* _WHAT TO DO_:
Give back the full listing, character for character, with no pictures.

* _INPUT RECORDS_:
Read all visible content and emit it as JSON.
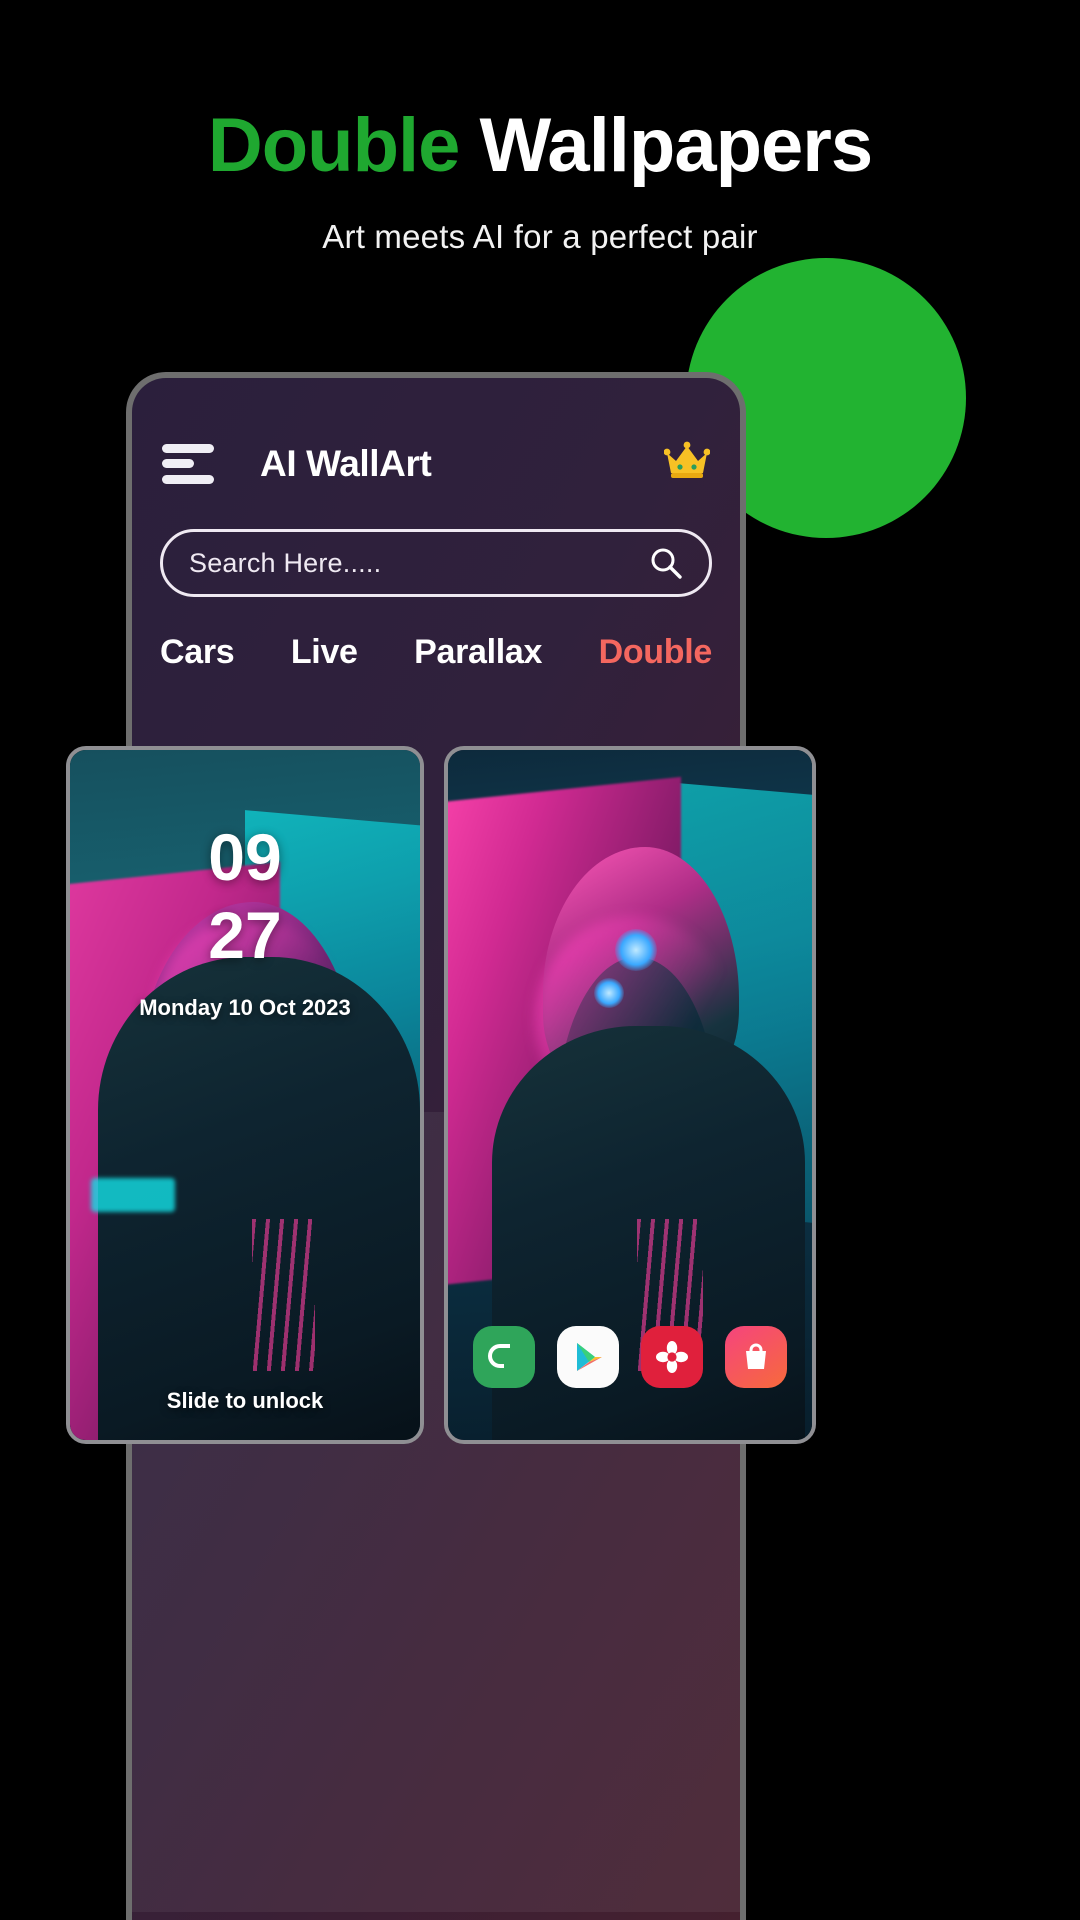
{
  "promo": {
    "headline_accent": "Double",
    "headline_rest": "Wallpapers",
    "subhead": "Art meets AI for a perfect pair",
    "accent_color": "#1fa830",
    "blob_color": "#22b331"
  },
  "app": {
    "title": "AI WallArt",
    "menu_icon": "hamburger-icon",
    "premium_icon": "crown-icon",
    "search": {
      "placeholder": "Search Here.....",
      "value": "",
      "icon": "search-icon"
    },
    "tabs": [
      {
        "label": "Cars",
        "active": false
      },
      {
        "label": "Live",
        "active": false
      },
      {
        "label": "Parallax",
        "active": false
      },
      {
        "label": "Double",
        "active": true
      }
    ],
    "active_tab_color": "#f4675f"
  },
  "preview": {
    "lockscreen": {
      "hours": "09",
      "minutes": "27",
      "date": "Monday 10 Oct 2023",
      "slide_hint": "Slide to unlock"
    },
    "homescreen": {
      "dock": [
        {
          "name": "phone-app-icon",
          "glyph": "C"
        },
        {
          "name": "play-store-app-icon",
          "glyph": "▶"
        },
        {
          "name": "photos-app-icon",
          "glyph": "✽"
        },
        {
          "name": "shop-app-icon",
          "glyph": "🛍"
        }
      ]
    }
  }
}
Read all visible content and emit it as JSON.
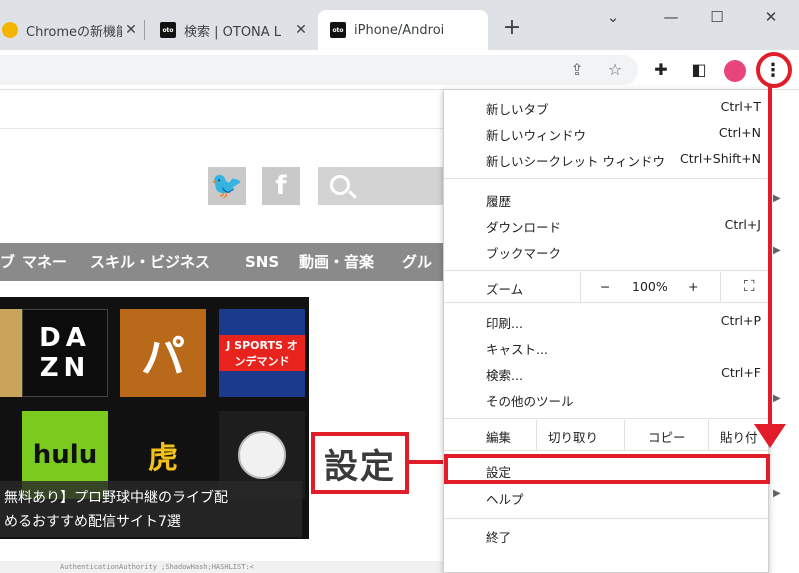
{
  "tabs": [
    {
      "title": "Chromeの新機能",
      "favicon": "chrome-icon"
    },
    {
      "title": "検索 | OTONA L",
      "favicon": "oto"
    },
    {
      "title": "iPhone/Androi",
      "favicon": "oto",
      "active": true
    }
  ],
  "tab_close": "✕",
  "new_tab": "+",
  "window": {
    "minimize": "—",
    "maximize": "☐",
    "close": "✕",
    "dropdown": "⌄"
  },
  "toolbar": {
    "kebab": "⋮"
  },
  "nav_items": [
    "ブ",
    "マネー",
    "スキル・ビジネス",
    "SNS",
    "動画・音楽",
    "グル"
  ],
  "thumbnail": {
    "dazn": "DA ZN",
    "pa": "パ",
    "jsports": "J SPORTS オンデマンド",
    "hulu": "hulu",
    "tora": "虎",
    "caption_lines": [
      "無料あり】プロ野球中継のライブ配",
      "めるおすすめ配信サイト7選"
    ]
  },
  "callout": "設定",
  "menu": {
    "new_tab": {
      "label": "新しいタブ",
      "shortcut": "Ctrl+T"
    },
    "new_window": {
      "label": "新しいウィンドウ",
      "shortcut": "Ctrl+N"
    },
    "new_incognito": {
      "label": "新しいシークレット ウィンドウ",
      "shortcut": "Ctrl+Shift+N"
    },
    "history": {
      "label": "履歴"
    },
    "downloads": {
      "label": "ダウンロード",
      "shortcut": "Ctrl+J"
    },
    "bookmarks": {
      "label": "ブックマーク"
    },
    "zoom": {
      "label": "ズーム",
      "minus": "−",
      "value": "100%",
      "plus": "+"
    },
    "print": {
      "label": "印刷...",
      "shortcut": "Ctrl+P"
    },
    "cast": {
      "label": "キャスト..."
    },
    "find": {
      "label": "検索...",
      "shortcut": "Ctrl+F"
    },
    "more_tools": {
      "label": "その他のツール"
    },
    "edit": {
      "label": "編集",
      "cut": "切り取り",
      "copy": "コピー",
      "paste": "貼り付"
    },
    "settings": {
      "label": "設定"
    },
    "help": {
      "label": "ヘルプ"
    },
    "exit": {
      "label": "終了"
    }
  },
  "bottom_strip_text": "AuthenticationAuthority        ;ShadowHash;HASHLIST:<"
}
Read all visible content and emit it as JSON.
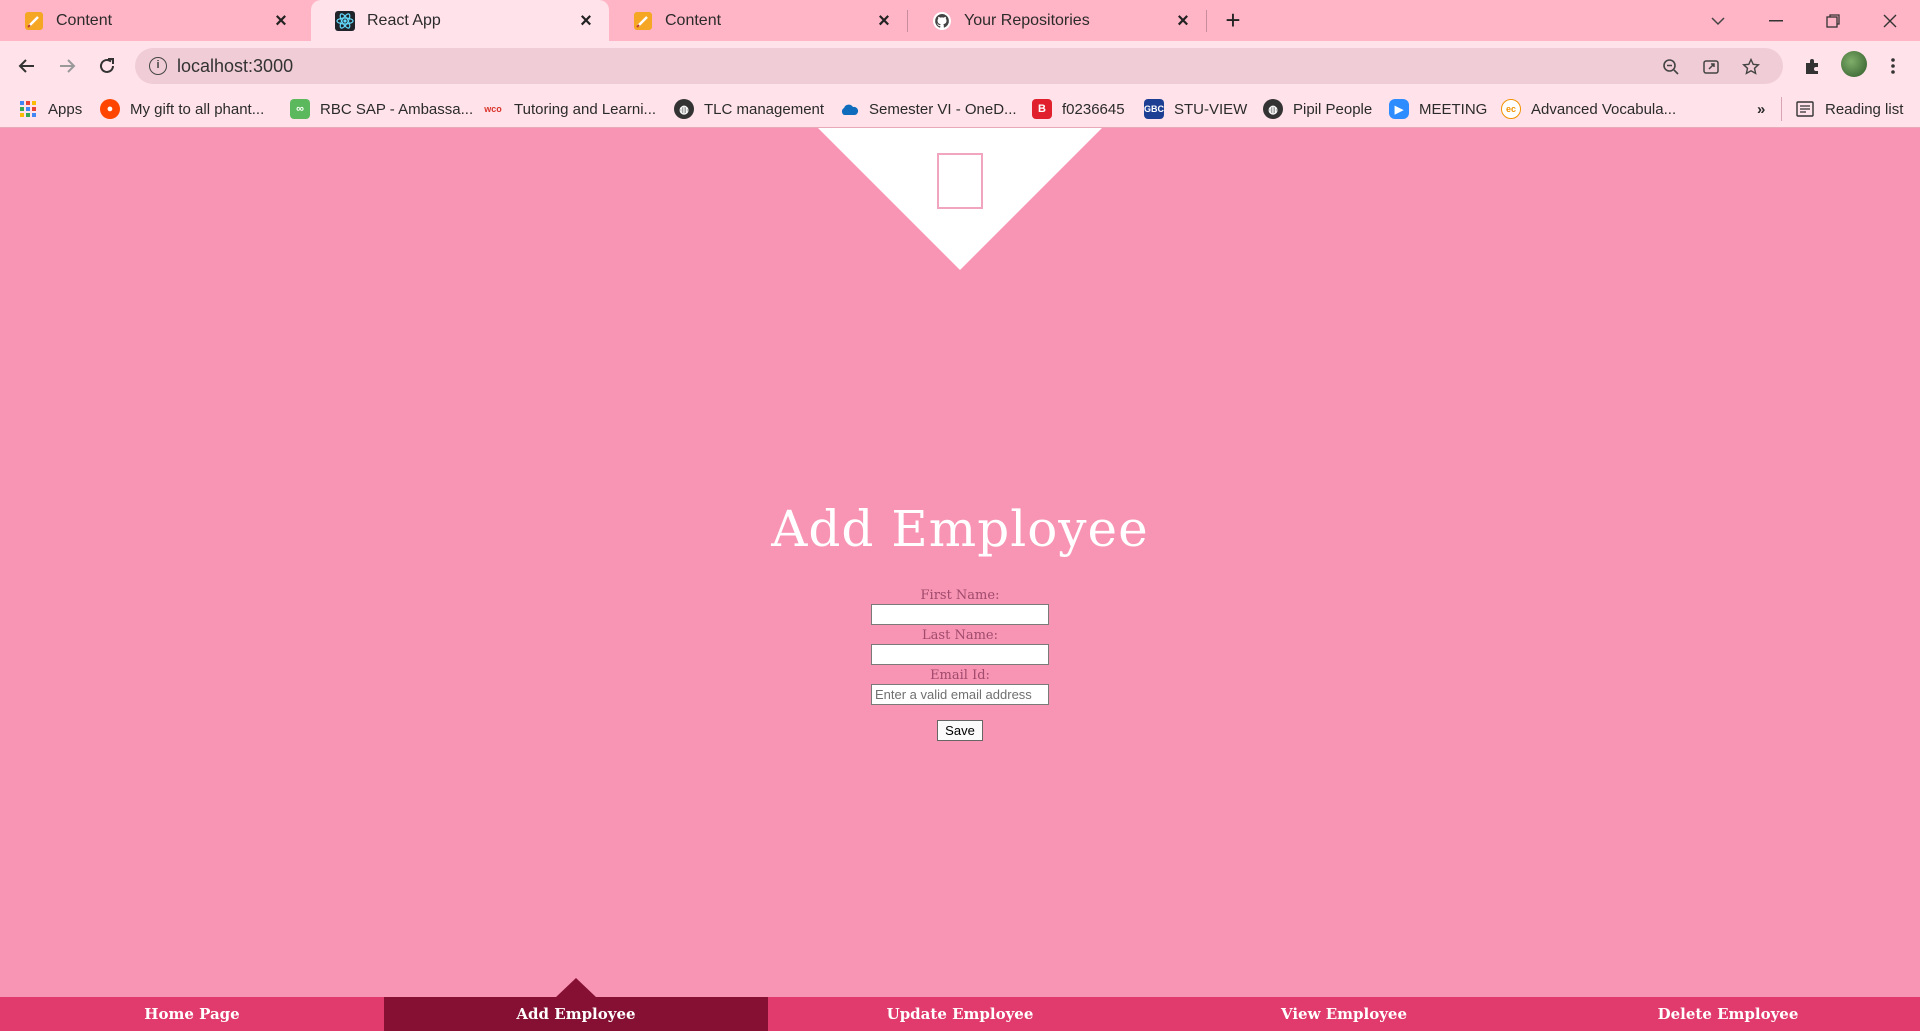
{
  "browser": {
    "tabs": [
      {
        "title": "Content",
        "icon": "pencil-icon",
        "active": false
      },
      {
        "title": "React App",
        "icon": "react-icon",
        "active": true
      },
      {
        "title": "Content",
        "icon": "pencil-icon",
        "active": false
      },
      {
        "title": "Your Repositories",
        "icon": "github-icon",
        "active": false
      }
    ],
    "url": "localhost:3000",
    "bookmarks": [
      {
        "label": "Apps",
        "icon": "apps-grid-icon"
      },
      {
        "label": "My gift to all phant...",
        "icon": "reddit-icon"
      },
      {
        "label": "RBC SAP - Ambassa...",
        "icon": "link-icon"
      },
      {
        "label": "Tutoring and Learni...",
        "icon": "wco-icon"
      },
      {
        "label": "TLC management",
        "icon": "globe-icon"
      },
      {
        "label": "Semester VI - OneD...",
        "icon": "onedrive-icon"
      },
      {
        "label": "f0236645",
        "icon": "b-icon"
      },
      {
        "label": "STU-VIEW",
        "icon": "stu-view-icon"
      },
      {
        "label": "Pipil People",
        "icon": "globe-icon"
      },
      {
        "label": "MEETING",
        "icon": "zoom-icon"
      },
      {
        "label": "Advanced Vocabula...",
        "icon": "ec-icon"
      }
    ],
    "reading_list": "Reading list",
    "more_bookmarks": "»",
    "new_tab_glyph": "+",
    "colors": {
      "tabstrip": "#ffb5c6",
      "toolbar": "#ffe2ea",
      "omnibox": "#f0ccd6"
    }
  },
  "page": {
    "heading": "Add Employee",
    "form": {
      "first_name_label": "First Name:",
      "first_name_value": "",
      "last_name_label": "Last Name:",
      "last_name_value": "",
      "email_label": "Email Id:",
      "email_value": "",
      "email_placeholder": "Enter a valid email address",
      "save_label": "Save"
    },
    "nav": [
      {
        "label": "Home Page",
        "active": false
      },
      {
        "label": "Add Employee",
        "active": true
      },
      {
        "label": "Update Employee",
        "active": false
      },
      {
        "label": "View Employee",
        "active": false
      },
      {
        "label": "Delete Employee",
        "active": false
      }
    ],
    "colors": {
      "background": "#f895b4",
      "nav": "#e13a6c",
      "nav_active": "#851033",
      "heading": "#ffffff"
    }
  }
}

* _TASK RESULT_:
Read all visible content and emit it as JSON.
{
  "promo": {
    "headline_accent": "Double",
    "headline_rest": "Wallpapers",
    "subhead": "Art meets AI for a perfect pair",
    "accent_color": "#1fa830",
    "blob_color": "#22b331"
  },
  "app": {
    "title": "AI WallArt",
    "menu_icon": "hamburger-icon",
    "premium_icon": "crown-icon",
    "search": {
      "placeholder": "Search Here.....",
      "value": "",
      "icon": "search-icon"
    },
    "tabs": [
      {
        "label": "Cars",
        "active": false
      },
      {
        "label": "Live",
        "active": false
      },
      {
        "label": "Parallax",
        "active": false
      },
      {
        "label": "Double",
        "active": true
      }
    ],
    "active_tab_color": "#f4675f"
  },
  "preview": {
    "lockscreen": {
      "hours": "09",
      "minutes": "27",
      "date": "Monday 10 Oct 2023",
      "slide_hint": "Slide to unlock"
    },
    "homescreen": {
      "dock": [
        {
          "name": "phone-app-icon",
          "glyph": "C"
        },
        {
          "name": "play-store-app-icon",
          "glyph": "▶"
        },
        {
          "name": "photos-app-icon",
          "glyph": "✽"
        },
        {
          "name": "shop-app-icon",
          "glyph": "🛍"
        }
      ]
    }
  }
}
Read all visible content and emit it as JSON.
{
  "tabs": [
    {
      "title": "Chromeの新機能",
      "favicon": "chrome-icon"
    },
    {
      "title": "検索 | OTONA L",
      "favicon": "oto"
    },
    {
      "title": "iPhone/Androi",
      "favicon": "oto",
      "active": true
    }
  ],
  "tab_close": "✕",
  "new_tab": "+",
  "window": {
    "minimize": "—",
    "maximize": "☐",
    "close": "✕",
    "dropdown": "⌄"
  },
  "toolbar": {
    "kebab": "⋮"
  },
  "nav_items": [
    "ブ",
    "マネー",
    "スキル・ビジネス",
    "SNS",
    "動画・音楽",
    "グル"
  ],
  "thumbnail": {
    "dazn": "DA ZN",
    "pa": "パ",
    "jsports": "J SPORTS オンデマンド",
    "hulu": "hulu",
    "tora": "虎",
    "caption_lines": [
      "無料あり】プロ野球中継のライブ配",
      "めるおすすめ配信サイト7選"
    ]
  },
  "callout": "設定",
  "menu": {
    "new_tab": {
      "label": "新しいタブ",
      "shortcut": "Ctrl+T"
    },
    "new_window": {
      "label": "新しいウィンドウ",
      "shortcut": "Ctrl+N"
    },
    "new_incognito": {
      "label": "新しいシークレット ウィンドウ",
      "shortcut": "Ctrl+Shift+N"
    },
    "history": {
      "label": "履歴"
    },
    "downloads": {
      "label": "ダウンロード",
      "shortcut": "Ctrl+J"
    },
    "bookmarks": {
      "label": "ブックマーク"
    },
    "zoom": {
      "label": "ズーム",
      "minus": "−",
      "value": "100%",
      "plus": "+"
    },
    "print": {
      "label": "印刷...",
      "shortcut": "Ctrl+P"
    },
    "cast": {
      "label": "キャスト..."
    },
    "find": {
      "label": "検索...",
      "shortcut": "Ctrl+F"
    },
    "more_tools": {
      "label": "その他のツール"
    },
    "edit": {
      "label": "編集",
      "cut": "切り取り",
      "copy": "コピー",
      "paste": "貼り付"
    },
    "settings": {
      "label": "設定"
    },
    "help": {
      "label": "ヘルプ"
    },
    "exit": {
      "label": "終了"
    }
  },
  "bottom_strip_text": "AuthenticationAuthority        ;ShadowHash;HASHLIST:<"
}
Read all visible content and emit it as JSON.
{
  "browser": {
    "tabs": [
      {
        "title": "Content",
        "icon": "pencil-icon",
        "active": false
      },
      {
        "title": "React App",
        "icon": "react-icon",
        "active": true
      },
      {
        "title": "Content",
        "icon": "pencil-icon",
        "active": false
      },
      {
        "title": "Your Repositories",
        "icon": "github-icon",
        "active": false
      }
    ],
    "url": "localhost:3000",
    "bookmarks": [
      {
        "label": "Apps",
        "icon": "apps-grid-icon"
      },
      {
        "label": "My gift to all phant...",
        "icon": "reddit-icon"
      },
      {
        "label": "RBC SAP - Ambassa...",
        "icon": "link-icon"
      },
      {
        "label": "Tutoring and Learni...",
        "icon": "wco-icon"
      },
      {
        "label": "TLC management",
        "icon": "globe-icon"
      },
      {
        "label": "Semester VI - OneD...",
        "icon": "onedrive-icon"
      },
      {
        "label": "f0236645",
        "icon": "b-icon"
      },
      {
        "label": "STU-VIEW",
        "icon": "stu-view-icon"
      },
      {
        "label": "Pipil People",
        "icon": "globe-icon"
      },
      {
        "label": "MEETING",
        "icon": "zoom-icon"
      },
      {
        "label": "Advanced Vocabula...",
        "icon": "ec-icon"
      }
    ],
    "reading_list": "Reading list",
    "more_bookmarks": "»",
    "new_tab_glyph": "+",
    "colors": {
      "tabstrip": "#ffb5c6",
      "toolbar": "#ffe2ea",
      "omnibox": "#f0ccd6"
    }
  },
  "page": {
    "heading": "Add Employee",
    "form": {
      "first_name_label": "First Name:",
      "first_name_value": "",
      "last_name_label": "Last Name:",
      "last_name_value": "",
      "email_label": "Email Id:",
      "email_value": "",
      "email_placeholder": "Enter a valid email address",
      "save_label": "Save"
    },
    "nav": [
      {
        "label": "Home Page",
        "active": false
      },
      {
        "label": "Add Employee",
        "active": true
      },
      {
        "label": "Update Employee",
        "active": false
      },
      {
        "label": "View Employee",
        "active": false
      },
      {
        "label": "Delete Employee",
        "active": false
      }
    ],
    "colors": {
      "background": "#f895b4",
      "nav": "#e13a6c",
      "nav_active": "#851033",
      "heading": "#ffffff"
    }
  }
}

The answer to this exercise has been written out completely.